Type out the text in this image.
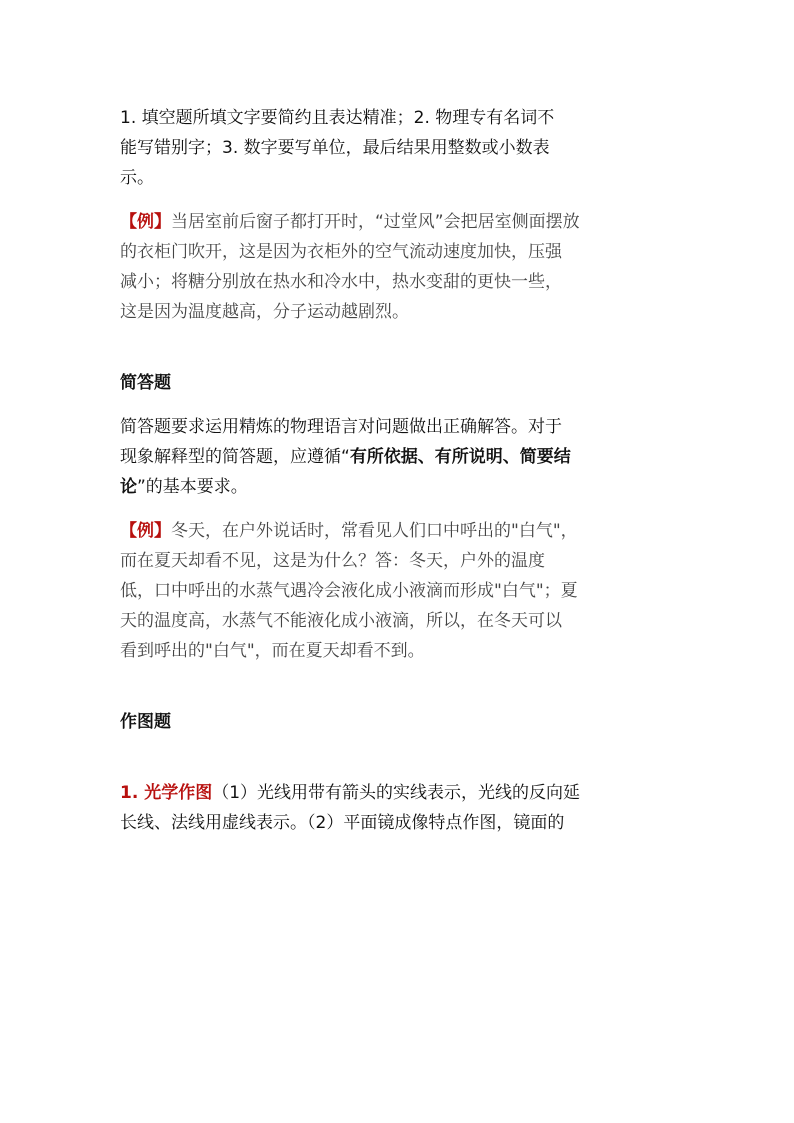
1. 填空题所填文字要简约且表达精准；2. 物理专有名词不
能写错别字；3. 数字要写单位，最后结果用整数或小数表
示。
【例】当居室前后窗子都打开时，“过堂风”会把居室侧面摆放
的衣柜门吹开，这是因为衣柜外的空气流动速度加快，压强
减小；将糖分别放在热水和冷水中，热水变甜的更快一些，
这是因为温度越高，分子运动越剧烈。
简答题
简答题要求运用精炼的物理语言对问题做出正确解答。对于
现象解释型的简答题，应遵循“有所依据、有所说明、简要结
论”的基本要求。
【例】冬天，在户外说话时，常看见人们口中呼出的"白气"，
而在夏天却看不见，这是为什么？答：冬天，户外的温度
低，口中呼出的水蒸气遇冷会液化成小液滴而形成"白气"；夏
天的温度高，水蒸气不能液化成小液滴，所以，在冬天可以
看到呼出的"白气"，而在夏天却看不到。
作图题
1. 光学作图（1）光线用带有箭头的实线表示，光线的反向延
长线、法线用虚线表示。（2）平面镜成像特点作图，镜面的
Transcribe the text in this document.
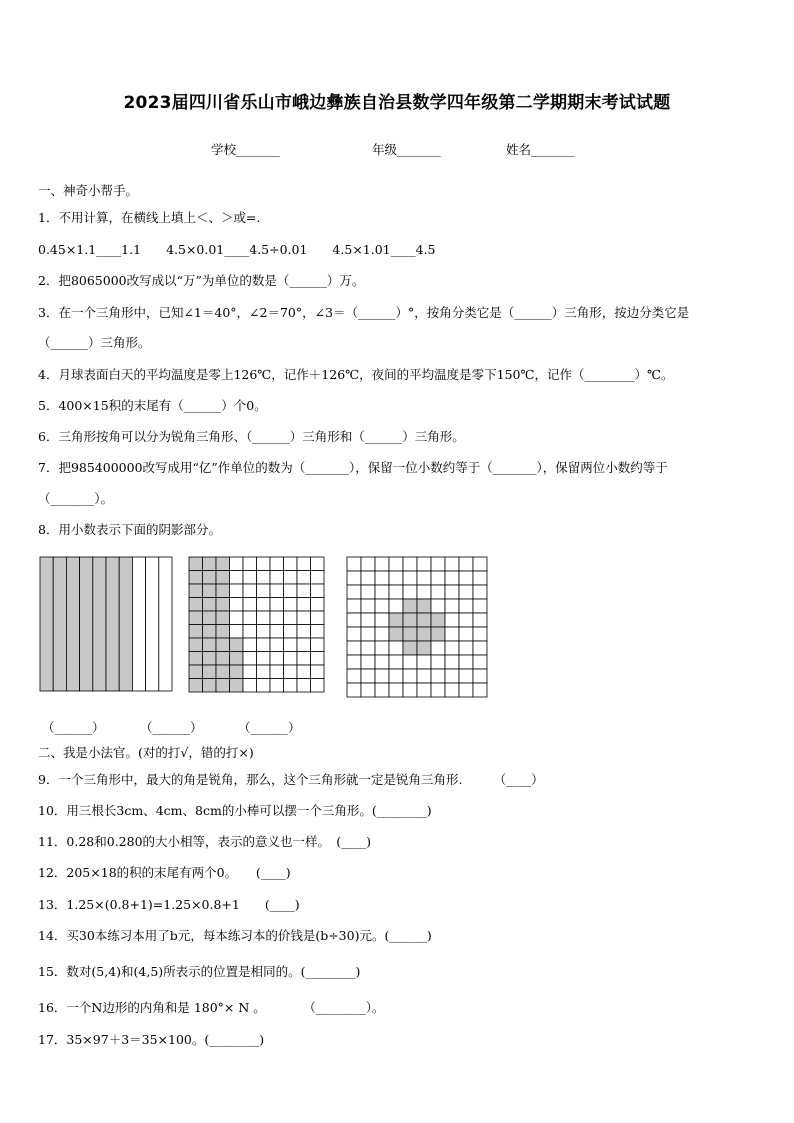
2023届四川省乐山市峨边彝族自治县数学四年级第二学期期末考试试题
学校_______	年级_______	姓名_______
一、神奇小帮手。
1．不用计算，在横线上填上＜、＞或=.
0.45×1.1____1.1　　4.5×0.01____4.5÷0.01　　4.5×1.01____4.5
2．把8065000改写成以“万”为单位的数是（______）万。
3．在一个三角形中，已知∠1＝40°，∠2＝70°，∠3＝（______）°，按角分类它是（______）三角形，按边分类它是
（______）三角形。
4．月球表面白天的平均温度是零上126℃，记作＋126℃，夜间的平均温度是零下150℃，记作（________）℃。
5．400×15积的末尾有（______）个0。
6．三角形按角可以分为锐角三角形、（______）三角形和（______）三角形。
7．把985400000改写成用“亿”作单位的数为（_______），保留一位小数约等于（_______），保留两位小数约等于
（_______）。
8．用小数表示下面的阴影部分。
（______）	（______）	（______）
二、我是小法官。(对的打√，错的打×)
9．一个三角形中，最大的角是锐角，那么，这个三角形就一定是锐角三角形.　　　（____）
10．用三根长3cm、4cm、8cm的小棒可以摆一个三角形。(________)
11．0.28和0.280的大小相等，表示的意义也一样。　(____)
12．205×18的积的末尾有两个0。　　(____)
13．1.25×(0.8+1)=1.25×0.8+1　　(____)
14．买30本练习本用了b元，每本练习本的价钱是(b÷30)元。(______)
15．数对(5,4)和(4,5)所表示的位置是相同的。(________)
16．一个N边形的内角和是 180°× N 。　　　　（________）。
17．35×97＋3＝35×100。(________)
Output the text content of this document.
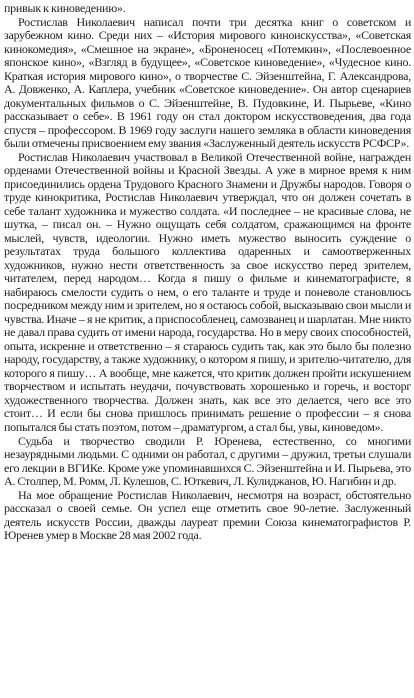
привык к киноведению».

Ростислав Николаевич написал почти три десятка книг о советском и зарубежном кино. Среди них – «История мирового киноискусства», «Советская кинокомедия», «Смешное на экране», «Броненосец «Потемкин», «Послевоенное японское кино», «Взгляд в будущее», «Советское киноведение», «Чудесное кино. Краткая история мирового кино», о творчестве С. Эйзенштейна, Г. Александрова, А. Довженко, А. Каплера, учебник «Советское киноведение». Он автор сценариев документальных фильмов о С. Эйзенштейне, В. Пудовкине, И. Пырьеве, «Кино рассказывает о себе». В 1961 году он стал доктором искусствоведения, два года спустя – профессором. В 1969 году заслуги нашего земляка в области киноведения были отмечены присвоением ему звания «Заслуженный деятель искусств РСФСР».

Ростислав Николаевич участвовал в Великой Отечественной войне, награжден орденами Отечественной войны и Красной Звезды. А уже в мирное время к ним присоединились ордена Трудового Красного Знамени и Дружбы народов. Говоря о труде кинокритика, Ростислав Николаевич утверждал, что он должен сочетать в себе талант художника и мужество солдата. «И последнее – не красивые слова, не шутка, – писал он. – Нужно ощущать себя солдатом, сражающимся на фронте мыслей, чувств, идеологии. Нужно иметь мужество выносить суждение о результатах труда большого коллектива одаренных и самоотверженных художников, нужно нести ответственность за свое искусство перед зрителем, читателем, перед народом… Когда я пишу о фильме и кинематографисте, я набираюсь смелости судить о нем, о его таланте и труде и поневоле становлюсь посредником между ним и зрителем, но я остаюсь собой, высказываю свои мысли и чувства. Иначе – я не критик, а приспособленец, самозванец и шарлатан. Мне никто не давал права судить от имени народа, государства. Но в меру своих способностей, опыта, искренне и ответственно – я стараюсь судить так, как это было бы полезно народу, государству, а также художнику, о котором я пишу, и зрителю-читателю, для которого я пишу… А вообще, мне кажется, что критик должен пройти искушением творчеством и испытать неудачи, почувствовать хорошенько и горечь, и восторг художественного творчества. Должен знать, как все это делается, чего все это стоит… И если бы снова пришлось принимать решение о профессии – я снова попытался бы стать поэтом, потом – драматургом, а стал бы, увы, киноведом».

Судьба и творчество сводили Р. Юренева, естественно, со многими незаурядными людьми. С одними он работал, с другими – дружил, третьи слушали его лекции в ВГИКе. Кроме уже упоминавшихся С. Эйзенштейна и И. Пырьева, это А. Столпер, М. Ромм, Л. Кулешов, С. Юткевич, Л. Кулиджанов, Ю. Нагибин и др.

На мое обращение Ростислав Николаевич, несмотря на возраст, обстоятельно рассказал о своей семье. Он успел еще отметить свое 90-летие. Заслуженный деятель искусств России, дважды лауреат премии Союза кинематографистов Р. Юренев умер в Москве 28 мая 2002 года.
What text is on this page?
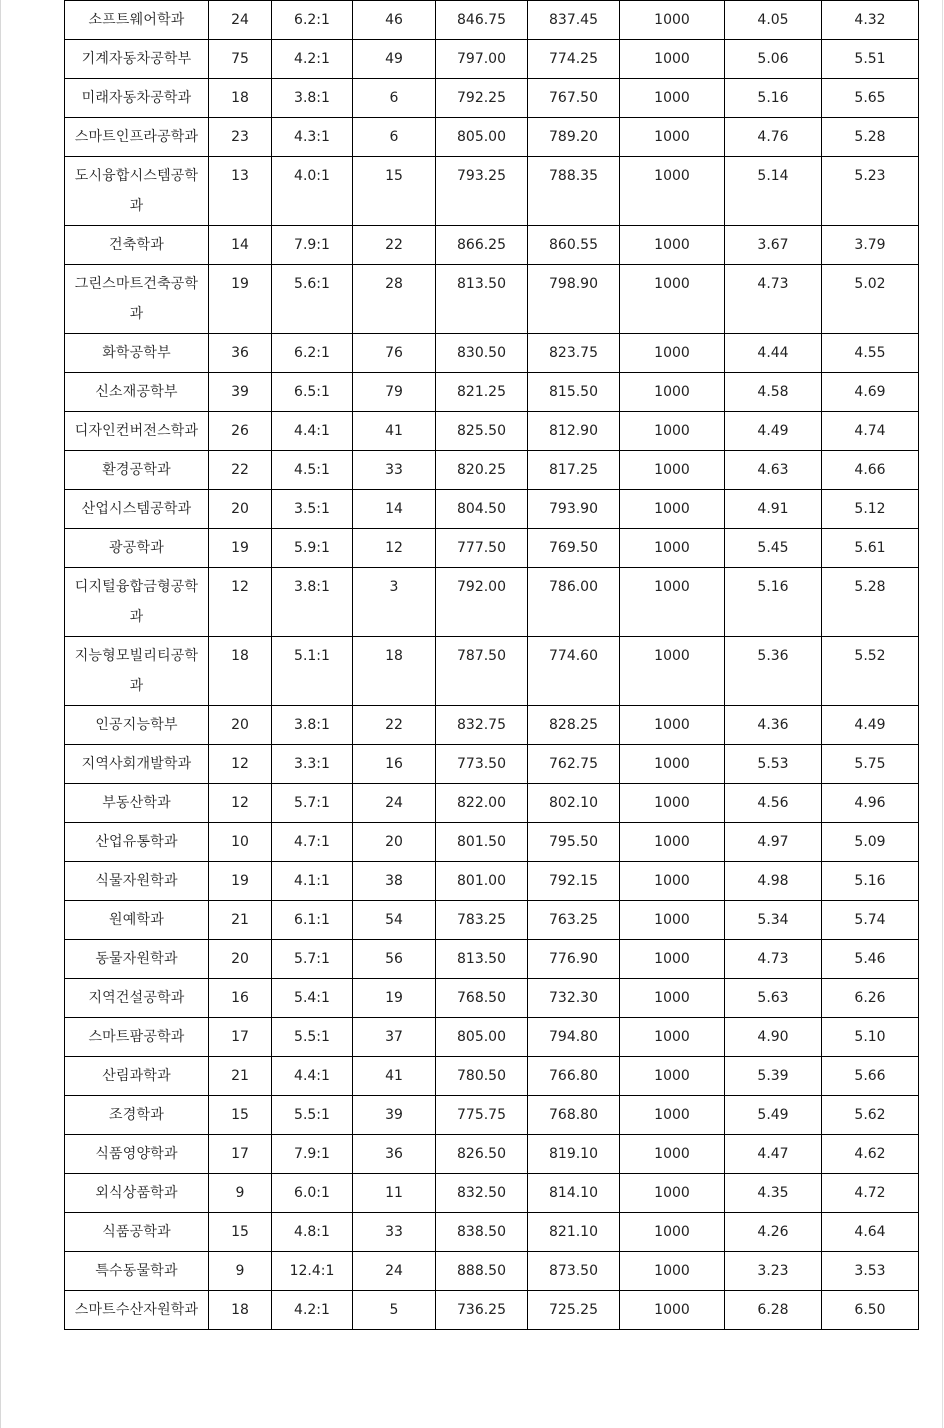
소프트웨어학과	24	6.2:1	46	846.75	837.45	1000	4.05	4.32
기계자동차공학부	75	4.2:1	49	797.00	774.25	1000	5.06	5.51
미래자동차공학과	18	3.8:1	6	792.25	767.50	1000	5.16	5.65
스마트인프라공학과	23	4.3:1	6	805.00	789.20	1000	4.76	5.28
도시융합시스템공학과	13	4.0:1	15	793.25	788.35	1000	5.14	5.23
건축학과	14	7.9:1	22	866.25	860.55	1000	3.67	3.79
그린스마트건축공학과	19	5.6:1	28	813.50	798.90	1000	4.73	5.02
화학공학부	36	6.2:1	76	830.50	823.75	1000	4.44	4.55
신소재공학부	39	6.5:1	79	821.25	815.50	1000	4.58	4.69
디자인컨버전스학과	26	4.4:1	41	825.50	812.90	1000	4.49	4.74
환경공학과	22	4.5:1	33	820.25	817.25	1000	4.63	4.66
산업시스템공학과	20	3.5:1	14	804.50	793.90	1000	4.91	5.12
광공학과	19	5.9:1	12	777.50	769.50	1000	5.45	5.61
디지털융합금형공학과	12	3.8:1	3	792.00	786.00	1000	5.16	5.28
지능형모빌리티공학과	18	5.1:1	18	787.50	774.60	1000	5.36	5.52
인공지능학부	20	3.8:1	22	832.75	828.25	1000	4.36	4.49
지역사회개발학과	12	3.3:1	16	773.50	762.75	1000	5.53	5.75
부동산학과	12	5.7:1	24	822.00	802.10	1000	4.56	4.96
산업유통학과	10	4.7:1	20	801.50	795.50	1000	4.97	5.09
식물자원학과	19	4.1:1	38	801.00	792.15	1000	4.98	5.16
원예학과	21	6.1:1	54	783.25	763.25	1000	5.34	5.74
동물자원학과	20	5.7:1	56	813.50	776.90	1000	4.73	5.46
지역건설공학과	16	5.4:1	19	768.50	732.30	1000	5.63	6.26
스마트팜공학과	17	5.5:1	37	805.00	794.80	1000	4.90	5.10
산림과학과	21	4.4:1	41	780.50	766.80	1000	5.39	5.66
조경학과	15	5.5:1	39	775.75	768.80	1000	5.49	5.62
식품영양학과	17	7.9:1	36	826.50	819.10	1000	4.47	4.62
외식상품학과	9	6.0:1	11	832.50	814.10	1000	4.35	4.72
식품공학과	15	4.8:1	33	838.50	821.10	1000	4.26	4.64
특수동물학과	9	12.4:1	24	888.50	873.50	1000	3.23	3.53
스마트수산자원학과	18	4.2:1	5	736.25	725.25	1000	6.28	6.50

---------------

What to do
Of the lines above, how many contain the string "this"? Only the number is required.

Full solution
4